Work to be completed — Retype the data that follows line by line, exactly, and leave its pictures out.

___ Supplied records

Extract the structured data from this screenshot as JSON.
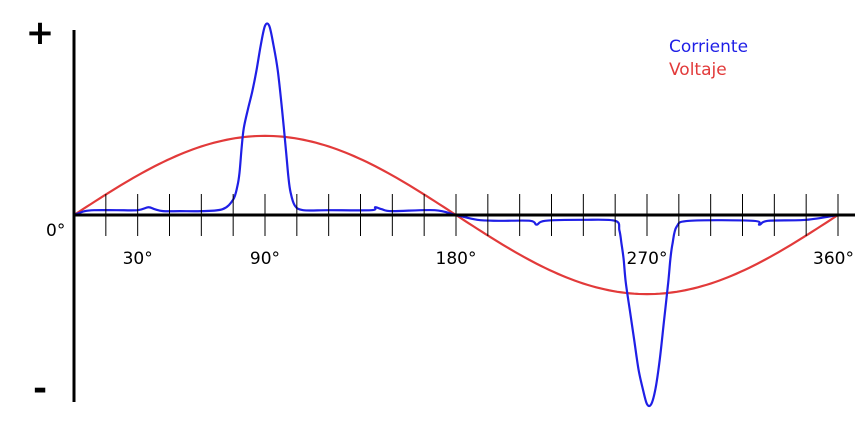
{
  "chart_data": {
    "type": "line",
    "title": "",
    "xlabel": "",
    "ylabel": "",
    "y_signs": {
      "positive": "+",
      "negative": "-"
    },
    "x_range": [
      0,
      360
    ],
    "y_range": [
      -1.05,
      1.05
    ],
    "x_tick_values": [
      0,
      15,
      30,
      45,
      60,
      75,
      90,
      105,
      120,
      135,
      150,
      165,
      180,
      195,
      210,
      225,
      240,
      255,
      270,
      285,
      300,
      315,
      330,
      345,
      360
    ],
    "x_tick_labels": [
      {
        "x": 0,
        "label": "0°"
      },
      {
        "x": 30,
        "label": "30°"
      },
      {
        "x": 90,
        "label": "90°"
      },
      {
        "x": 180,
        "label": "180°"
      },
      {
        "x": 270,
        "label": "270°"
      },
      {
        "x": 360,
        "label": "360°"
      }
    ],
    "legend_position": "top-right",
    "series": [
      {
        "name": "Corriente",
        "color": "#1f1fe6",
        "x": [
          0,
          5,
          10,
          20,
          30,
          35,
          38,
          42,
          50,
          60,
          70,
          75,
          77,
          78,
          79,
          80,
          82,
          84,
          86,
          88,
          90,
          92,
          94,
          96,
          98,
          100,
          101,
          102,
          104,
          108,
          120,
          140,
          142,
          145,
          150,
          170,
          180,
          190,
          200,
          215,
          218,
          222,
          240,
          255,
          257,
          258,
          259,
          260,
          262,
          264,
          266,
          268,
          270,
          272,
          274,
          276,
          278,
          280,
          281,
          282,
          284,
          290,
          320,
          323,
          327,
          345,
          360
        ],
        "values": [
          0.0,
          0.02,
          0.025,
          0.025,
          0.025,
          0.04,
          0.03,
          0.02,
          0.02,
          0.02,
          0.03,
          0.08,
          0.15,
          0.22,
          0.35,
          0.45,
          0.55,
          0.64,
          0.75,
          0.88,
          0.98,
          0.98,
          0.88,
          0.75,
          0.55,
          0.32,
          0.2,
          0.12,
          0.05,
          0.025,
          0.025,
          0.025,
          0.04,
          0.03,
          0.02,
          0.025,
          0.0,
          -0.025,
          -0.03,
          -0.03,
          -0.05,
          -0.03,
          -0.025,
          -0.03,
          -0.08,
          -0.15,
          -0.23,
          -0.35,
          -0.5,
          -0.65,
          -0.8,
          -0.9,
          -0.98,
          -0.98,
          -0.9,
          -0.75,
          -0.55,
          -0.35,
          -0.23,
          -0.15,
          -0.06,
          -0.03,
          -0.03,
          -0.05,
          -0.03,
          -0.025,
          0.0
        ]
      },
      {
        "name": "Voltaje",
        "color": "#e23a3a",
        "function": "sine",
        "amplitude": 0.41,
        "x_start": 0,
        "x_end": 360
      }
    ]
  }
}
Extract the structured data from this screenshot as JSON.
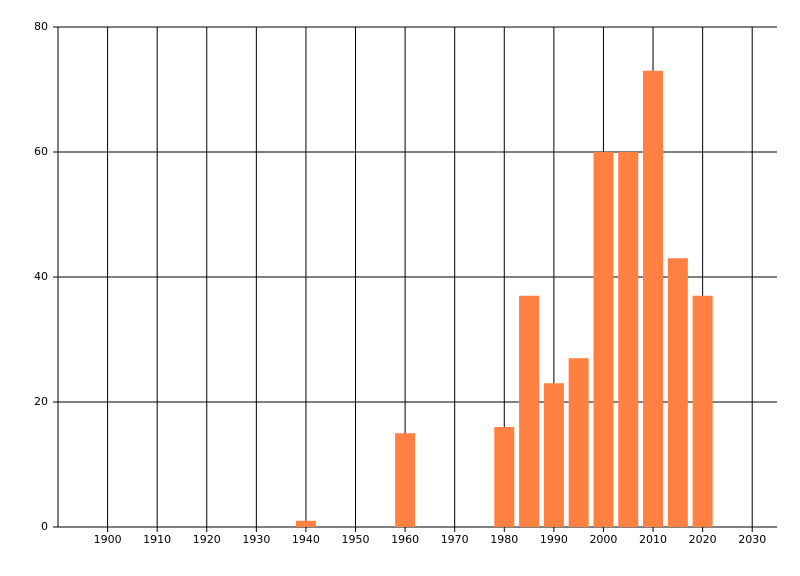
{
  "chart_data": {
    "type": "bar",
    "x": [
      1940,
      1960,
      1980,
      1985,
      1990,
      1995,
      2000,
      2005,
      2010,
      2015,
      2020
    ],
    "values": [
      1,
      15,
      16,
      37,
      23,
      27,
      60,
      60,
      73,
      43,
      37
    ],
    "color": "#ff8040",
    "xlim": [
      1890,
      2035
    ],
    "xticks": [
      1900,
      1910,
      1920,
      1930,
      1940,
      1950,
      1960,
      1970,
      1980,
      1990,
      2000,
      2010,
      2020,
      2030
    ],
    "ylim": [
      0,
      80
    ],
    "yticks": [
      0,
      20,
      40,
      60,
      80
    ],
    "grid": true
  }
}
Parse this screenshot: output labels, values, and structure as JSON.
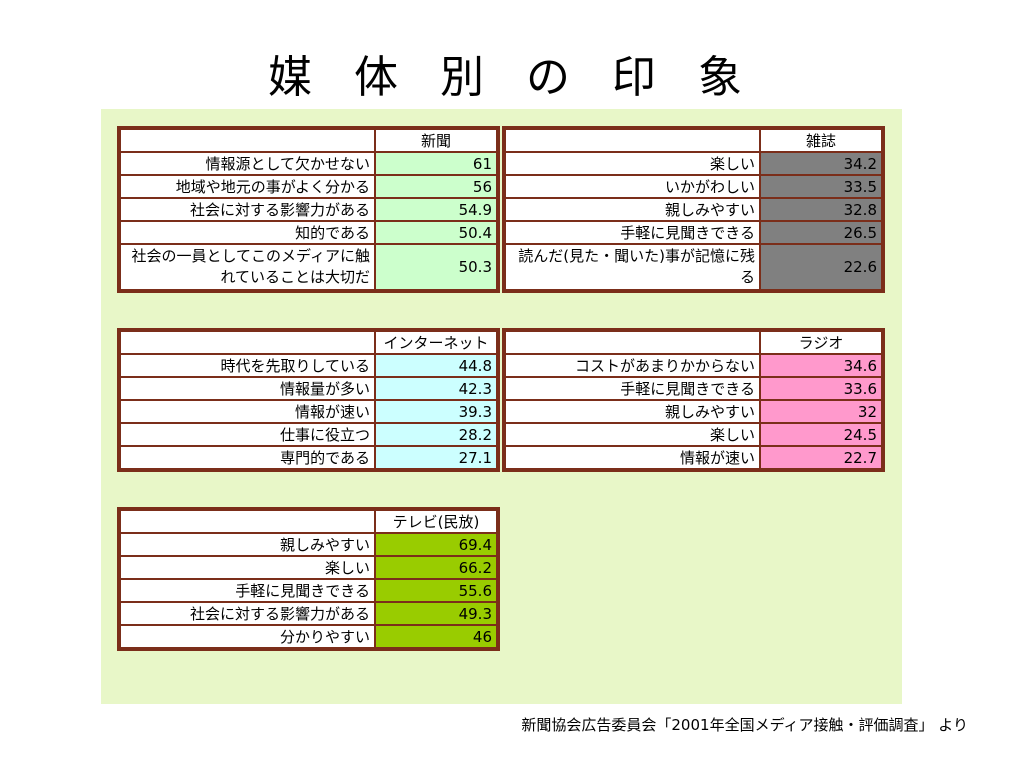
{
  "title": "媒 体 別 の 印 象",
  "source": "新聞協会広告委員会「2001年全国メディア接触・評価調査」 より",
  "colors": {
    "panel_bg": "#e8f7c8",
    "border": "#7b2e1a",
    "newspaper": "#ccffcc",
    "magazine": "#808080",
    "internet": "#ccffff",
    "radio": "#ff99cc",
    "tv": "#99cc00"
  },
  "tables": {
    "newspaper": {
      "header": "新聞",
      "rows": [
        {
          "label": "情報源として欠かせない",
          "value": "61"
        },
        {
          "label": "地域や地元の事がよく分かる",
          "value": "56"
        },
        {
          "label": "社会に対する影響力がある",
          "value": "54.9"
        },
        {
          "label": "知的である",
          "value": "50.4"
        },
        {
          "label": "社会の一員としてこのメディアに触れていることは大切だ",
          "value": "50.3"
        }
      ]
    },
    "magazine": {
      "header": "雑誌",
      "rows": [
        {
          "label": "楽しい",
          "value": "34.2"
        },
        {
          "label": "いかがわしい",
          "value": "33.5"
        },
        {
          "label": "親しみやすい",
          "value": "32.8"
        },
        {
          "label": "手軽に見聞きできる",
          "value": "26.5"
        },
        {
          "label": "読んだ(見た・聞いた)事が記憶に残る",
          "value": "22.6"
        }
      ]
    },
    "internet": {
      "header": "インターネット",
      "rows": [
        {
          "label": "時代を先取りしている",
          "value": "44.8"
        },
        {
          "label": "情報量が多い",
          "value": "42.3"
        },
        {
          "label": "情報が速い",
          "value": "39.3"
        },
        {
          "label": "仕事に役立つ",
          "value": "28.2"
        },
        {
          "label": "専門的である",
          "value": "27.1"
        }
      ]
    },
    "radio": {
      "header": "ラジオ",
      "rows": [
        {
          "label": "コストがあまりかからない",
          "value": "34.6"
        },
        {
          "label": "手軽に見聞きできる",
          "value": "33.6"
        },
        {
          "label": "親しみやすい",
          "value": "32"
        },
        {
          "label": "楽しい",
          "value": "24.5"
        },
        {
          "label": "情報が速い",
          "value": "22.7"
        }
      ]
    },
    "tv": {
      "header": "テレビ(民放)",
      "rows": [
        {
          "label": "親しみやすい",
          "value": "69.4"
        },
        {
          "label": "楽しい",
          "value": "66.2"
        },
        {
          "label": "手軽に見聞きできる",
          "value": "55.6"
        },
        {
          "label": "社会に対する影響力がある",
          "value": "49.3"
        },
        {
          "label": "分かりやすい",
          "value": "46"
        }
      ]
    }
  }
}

______

Solved exercise —
Extract the structured data from this screenshot as JSON.
{
  "chart_data": {
    "type": "line",
    "title": "",
    "xlabel": "",
    "ylabel": "",
    "y_signs": {
      "positive": "+",
      "negative": "-"
    },
    "x_range": [
      0,
      360
    ],
    "y_range": [
      -1.05,
      1.05
    ],
    "x_tick_values": [
      0,
      15,
      30,
      45,
      60,
      75,
      90,
      105,
      120,
      135,
      150,
      165,
      180,
      195,
      210,
      225,
      240,
      255,
      270,
      285,
      300,
      315,
      330,
      345,
      360
    ],
    "x_tick_labels": [
      {
        "x": 0,
        "label": "0°"
      },
      {
        "x": 30,
        "label": "30°"
      },
      {
        "x": 90,
        "label": "90°"
      },
      {
        "x": 180,
        "label": "180°"
      },
      {
        "x": 270,
        "label": "270°"
      },
      {
        "x": 360,
        "label": "360°"
      }
    ],
    "legend_position": "top-right",
    "series": [
      {
        "name": "Corriente",
        "color": "#1f1fe6",
        "x": [
          0,
          5,
          10,
          20,
          30,
          35,
          38,
          42,
          50,
          60,
          70,
          75,
          77,
          78,
          79,
          80,
          82,
          84,
          86,
          88,
          90,
          92,
          94,
          96,
          98,
          100,
          101,
          102,
          104,
          108,
          120,
          140,
          142,
          145,
          150,
          170,
          180,
          190,
          200,
          215,
          218,
          222,
          240,
          255,
          257,
          258,
          259,
          260,
          262,
          264,
          266,
          268,
          270,
          272,
          274,
          276,
          278,
          280,
          281,
          282,
          284,
          290,
          320,
          323,
          327,
          345,
          360
        ],
        "values": [
          0.0,
          0.02,
          0.025,
          0.025,
          0.025,
          0.04,
          0.03,
          0.02,
          0.02,
          0.02,
          0.03,
          0.08,
          0.15,
          0.22,
          0.35,
          0.45,
          0.55,
          0.64,
          0.75,
          0.88,
          0.98,
          0.98,
          0.88,
          0.75,
          0.55,
          0.32,
          0.2,
          0.12,
          0.05,
          0.025,
          0.025,
          0.025,
          0.04,
          0.03,
          0.02,
          0.025,
          0.0,
          -0.025,
          -0.03,
          -0.03,
          -0.05,
          -0.03,
          -0.025,
          -0.03,
          -0.08,
          -0.15,
          -0.23,
          -0.35,
          -0.5,
          -0.65,
          -0.8,
          -0.9,
          -0.98,
          -0.98,
          -0.9,
          -0.75,
          -0.55,
          -0.35,
          -0.23,
          -0.15,
          -0.06,
          -0.03,
          -0.03,
          -0.05,
          -0.03,
          -0.025,
          0.0
        ]
      },
      {
        "name": "Voltaje",
        "color": "#e23a3a",
        "function": "sine",
        "amplitude": 0.41,
        "x_start": 0,
        "x_end": 360
      }
    ]
  }
}
Extract the structured data from this screenshot as JSON.
{
  "chart_data": {
    "type": "bar",
    "x": [
      1940,
      1960,
      1980,
      1985,
      1990,
      1995,
      2000,
      2005,
      2010,
      2015,
      2020
    ],
    "values": [
      1,
      15,
      16,
      37,
      23,
      27,
      60,
      60,
      73,
      43,
      37
    ],
    "color": "#ff8040",
    "xlim": [
      1890,
      2035
    ],
    "xticks": [
      1900,
      1910,
      1920,
      1930,
      1940,
      1950,
      1960,
      1970,
      1980,
      1990,
      2000,
      2010,
      2020,
      2030
    ],
    "ylim": [
      0,
      80
    ],
    "yticks": [
      0,
      20,
      40,
      60,
      80
    ],
    "grid": true
  }
}
Parse this screenshot: output labels, values, and structure as JSON.
{
  "title": "媒 体 別 の 印 象",
  "source": "新聞協会広告委員会「2001年全国メディア接触・評価調査」 より",
  "colors": {
    "panel_bg": "#e8f7c8",
    "border": "#7b2e1a",
    "newspaper": "#ccffcc",
    "magazine": "#808080",
    "internet": "#ccffff",
    "radio": "#ff99cc",
    "tv": "#99cc00"
  },
  "tables": {
    "newspaper": {
      "header": "新聞",
      "rows": [
        {
          "label": "情報源として欠かせない",
          "value": "61"
        },
        {
          "label": "地域や地元の事がよく分かる",
          "value": "56"
        },
        {
          "label": "社会に対する影響力がある",
          "value": "54.9"
        },
        {
          "label": "知的である",
          "value": "50.4"
        },
        {
          "label": "社会の一員としてこのメディアに触れていることは大切だ",
          "value": "50.3"
        }
      ]
    },
    "magazine": {
      "header": "雑誌",
      "rows": [
        {
          "label": "楽しい",
          "value": "34.2"
        },
        {
          "label": "いかがわしい",
          "value": "33.5"
        },
        {
          "label": "親しみやすい",
          "value": "32.8"
        },
        {
          "label": "手軽に見聞きできる",
          "value": "26.5"
        },
        {
          "label": "読んだ(見た・聞いた)事が記憶に残る",
          "value": "22.6"
        }
      ]
    },
    "internet": {
      "header": "インターネット",
      "rows": [
        {
          "label": "時代を先取りしている",
          "value": "44.8"
        },
        {
          "label": "情報量が多い",
          "value": "42.3"
        },
        {
          "label": "情報が速い",
          "value": "39.3"
        },
        {
          "label": "仕事に役立つ",
          "value": "28.2"
        },
        {
          "label": "専門的である",
          "value": "27.1"
        }
      ]
    },
    "radio": {
      "header": "ラジオ",
      "rows": [
        {
          "label": "コストがあまりかからない",
          "value": "34.6"
        },
        {
          "label": "手軽に見聞きできる",
          "value": "33.6"
        },
        {
          "label": "親しみやすい",
          "value": "32"
        },
        {
          "label": "楽しい",
          "value": "24.5"
        },
        {
          "label": "情報が速い",
          "value": "22.7"
        }
      ]
    },
    "tv": {
      "header": "テレビ(民放)",
      "rows": [
        {
          "label": "親しみやすい",
          "value": "69.4"
        },
        {
          "label": "楽しい",
          "value": "66.2"
        },
        {
          "label": "手軽に見聞きできる",
          "value": "55.6"
        },
        {
          "label": "社会に対する影響力がある",
          "value": "49.3"
        },
        {
          "label": "分かりやすい",
          "value": "46"
        }
      ]
    }
  }
}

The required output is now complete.